- [Directions] Swap "clone-icon" for "copy-icon" in the lines from the first one up to and including the line with "drag-handle-icon[interactable]: ⠿ xyxy=(232,515,246,538)", and give back only those lines with nothing else changed.

- [Data for the task]
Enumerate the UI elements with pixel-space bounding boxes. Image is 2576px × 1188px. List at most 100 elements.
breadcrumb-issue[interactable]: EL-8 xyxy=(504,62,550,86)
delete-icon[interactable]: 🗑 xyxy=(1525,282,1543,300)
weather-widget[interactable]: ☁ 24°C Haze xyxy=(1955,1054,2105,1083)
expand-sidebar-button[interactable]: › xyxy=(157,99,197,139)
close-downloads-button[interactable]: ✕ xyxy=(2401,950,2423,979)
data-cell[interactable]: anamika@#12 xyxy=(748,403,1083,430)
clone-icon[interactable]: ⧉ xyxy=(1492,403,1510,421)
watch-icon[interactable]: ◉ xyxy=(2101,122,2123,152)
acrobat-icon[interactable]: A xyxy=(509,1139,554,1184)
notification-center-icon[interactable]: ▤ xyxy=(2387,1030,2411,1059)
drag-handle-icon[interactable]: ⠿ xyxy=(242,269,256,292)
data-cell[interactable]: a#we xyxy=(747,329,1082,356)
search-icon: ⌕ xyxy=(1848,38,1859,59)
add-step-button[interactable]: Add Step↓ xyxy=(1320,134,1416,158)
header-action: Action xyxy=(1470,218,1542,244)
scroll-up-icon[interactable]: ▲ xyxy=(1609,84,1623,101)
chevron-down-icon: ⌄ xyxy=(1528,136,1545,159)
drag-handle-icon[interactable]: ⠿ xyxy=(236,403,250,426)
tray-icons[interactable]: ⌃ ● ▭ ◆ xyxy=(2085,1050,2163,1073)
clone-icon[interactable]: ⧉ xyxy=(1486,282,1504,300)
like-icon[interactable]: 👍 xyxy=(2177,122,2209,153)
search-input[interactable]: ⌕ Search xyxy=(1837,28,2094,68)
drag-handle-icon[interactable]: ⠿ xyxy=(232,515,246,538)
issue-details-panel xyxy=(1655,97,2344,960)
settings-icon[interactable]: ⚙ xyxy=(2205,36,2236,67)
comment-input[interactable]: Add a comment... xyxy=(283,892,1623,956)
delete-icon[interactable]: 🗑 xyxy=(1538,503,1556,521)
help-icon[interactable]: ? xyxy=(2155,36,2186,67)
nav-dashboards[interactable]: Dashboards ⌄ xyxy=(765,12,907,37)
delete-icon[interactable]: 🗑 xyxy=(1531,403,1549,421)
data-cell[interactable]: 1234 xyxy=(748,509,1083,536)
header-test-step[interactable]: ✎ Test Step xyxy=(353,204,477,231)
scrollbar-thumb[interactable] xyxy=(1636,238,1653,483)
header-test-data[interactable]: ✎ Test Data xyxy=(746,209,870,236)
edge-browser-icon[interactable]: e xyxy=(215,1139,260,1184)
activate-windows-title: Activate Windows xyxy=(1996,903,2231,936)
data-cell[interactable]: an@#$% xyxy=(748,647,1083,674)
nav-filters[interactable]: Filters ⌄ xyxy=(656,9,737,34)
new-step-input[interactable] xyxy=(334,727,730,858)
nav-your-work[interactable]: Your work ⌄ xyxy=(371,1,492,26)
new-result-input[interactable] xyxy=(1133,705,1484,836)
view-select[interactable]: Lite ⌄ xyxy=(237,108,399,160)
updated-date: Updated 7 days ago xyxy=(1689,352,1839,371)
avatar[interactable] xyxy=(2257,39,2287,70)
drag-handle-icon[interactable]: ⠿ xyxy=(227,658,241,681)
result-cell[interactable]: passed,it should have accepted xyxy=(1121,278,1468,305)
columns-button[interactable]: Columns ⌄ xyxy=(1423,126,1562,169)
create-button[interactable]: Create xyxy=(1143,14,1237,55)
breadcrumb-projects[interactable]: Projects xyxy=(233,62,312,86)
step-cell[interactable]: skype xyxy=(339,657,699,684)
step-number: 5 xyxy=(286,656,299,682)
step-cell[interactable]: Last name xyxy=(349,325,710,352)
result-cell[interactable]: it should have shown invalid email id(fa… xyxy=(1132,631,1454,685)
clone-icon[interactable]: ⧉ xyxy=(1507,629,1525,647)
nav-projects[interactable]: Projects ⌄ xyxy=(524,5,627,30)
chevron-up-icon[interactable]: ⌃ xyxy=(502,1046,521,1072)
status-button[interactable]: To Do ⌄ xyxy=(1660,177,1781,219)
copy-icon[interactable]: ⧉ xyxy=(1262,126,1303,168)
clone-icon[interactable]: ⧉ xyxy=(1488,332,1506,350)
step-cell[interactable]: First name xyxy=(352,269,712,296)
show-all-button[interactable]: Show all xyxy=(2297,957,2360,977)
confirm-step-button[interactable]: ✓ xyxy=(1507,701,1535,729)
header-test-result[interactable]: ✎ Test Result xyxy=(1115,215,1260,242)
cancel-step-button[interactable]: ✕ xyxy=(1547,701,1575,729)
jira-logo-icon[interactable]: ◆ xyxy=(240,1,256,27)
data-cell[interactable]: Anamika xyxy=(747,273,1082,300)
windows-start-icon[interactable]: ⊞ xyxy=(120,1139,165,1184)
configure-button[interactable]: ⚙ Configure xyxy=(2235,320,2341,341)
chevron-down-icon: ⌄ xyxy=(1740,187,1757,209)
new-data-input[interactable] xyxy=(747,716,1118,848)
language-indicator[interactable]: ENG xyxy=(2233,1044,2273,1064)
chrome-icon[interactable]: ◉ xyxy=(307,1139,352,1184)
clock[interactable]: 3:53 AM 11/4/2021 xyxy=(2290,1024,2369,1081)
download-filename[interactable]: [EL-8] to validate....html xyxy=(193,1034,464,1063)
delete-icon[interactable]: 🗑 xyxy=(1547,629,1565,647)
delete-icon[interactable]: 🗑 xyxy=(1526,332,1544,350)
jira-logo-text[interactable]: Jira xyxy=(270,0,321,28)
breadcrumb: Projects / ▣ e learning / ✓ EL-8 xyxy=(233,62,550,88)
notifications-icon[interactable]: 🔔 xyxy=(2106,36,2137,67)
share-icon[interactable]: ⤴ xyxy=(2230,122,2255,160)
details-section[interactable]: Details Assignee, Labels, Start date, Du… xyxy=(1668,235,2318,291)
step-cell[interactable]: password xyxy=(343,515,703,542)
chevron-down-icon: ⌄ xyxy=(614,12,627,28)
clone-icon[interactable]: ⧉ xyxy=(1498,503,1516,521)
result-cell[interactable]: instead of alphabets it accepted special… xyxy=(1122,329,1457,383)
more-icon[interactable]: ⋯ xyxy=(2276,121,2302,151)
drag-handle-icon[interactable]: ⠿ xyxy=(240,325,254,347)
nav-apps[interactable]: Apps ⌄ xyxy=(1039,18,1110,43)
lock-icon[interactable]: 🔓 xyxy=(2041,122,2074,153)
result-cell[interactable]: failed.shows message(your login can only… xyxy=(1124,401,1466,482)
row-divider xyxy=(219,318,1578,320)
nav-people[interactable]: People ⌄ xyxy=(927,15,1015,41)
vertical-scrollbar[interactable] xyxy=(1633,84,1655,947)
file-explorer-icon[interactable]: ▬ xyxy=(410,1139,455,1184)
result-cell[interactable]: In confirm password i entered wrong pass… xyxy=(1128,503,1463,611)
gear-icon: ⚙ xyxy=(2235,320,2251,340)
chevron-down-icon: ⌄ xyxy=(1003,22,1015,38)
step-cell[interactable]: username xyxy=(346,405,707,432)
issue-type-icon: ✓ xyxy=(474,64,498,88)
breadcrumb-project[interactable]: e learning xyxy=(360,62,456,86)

- [Response to this exercise]
Enumerate the UI elements with pixel-space bounding boxes. Image is 2576px × 1188px. List at most 100 elements.
breadcrumb-issue[interactable]: EL-8 xyxy=(504,62,550,86)
delete-icon[interactable]: 🗑 xyxy=(1525,282,1543,300)
weather-widget[interactable]: ☁ 24°C Haze xyxy=(1955,1054,2105,1083)
expand-sidebar-button[interactable]: › xyxy=(157,99,197,139)
close-downloads-button[interactable]: ✕ xyxy=(2401,950,2423,979)
data-cell[interactable]: anamika@#12 xyxy=(748,403,1083,430)
copy-icon[interactable]: ⧉ xyxy=(1492,403,1510,421)
watch-icon[interactable]: ◉ xyxy=(2101,122,2123,152)
acrobat-icon[interactable]: A xyxy=(509,1139,554,1184)
notification-center-icon[interactable]: ▤ xyxy=(2387,1030,2411,1059)
drag-handle-icon[interactable]: ⠿ xyxy=(242,269,256,292)
data-cell[interactable]: a#we xyxy=(747,329,1082,356)
search-icon: ⌕ xyxy=(1848,38,1859,59)
add-step-button[interactable]: Add Step↓ xyxy=(1320,134,1416,158)
header-action: Action xyxy=(1470,218,1542,244)
scroll-up-icon[interactable]: ▲ xyxy=(1609,84,1623,101)
chevron-down-icon: ⌄ xyxy=(1528,136,1545,159)
drag-handle-icon[interactable]: ⠿ xyxy=(236,403,250,426)
tray-icons[interactable]: ⌃ ● ▭ ◆ xyxy=(2085,1050,2163,1073)
copy-icon[interactable]: ⧉ xyxy=(1486,282,1504,300)
like-icon[interactable]: 👍 xyxy=(2177,122,2209,153)
search-input[interactable]: ⌕ Search xyxy=(1837,28,2094,68)
drag-handle-icon[interactable]: ⠿ xyxy=(232,515,246,538)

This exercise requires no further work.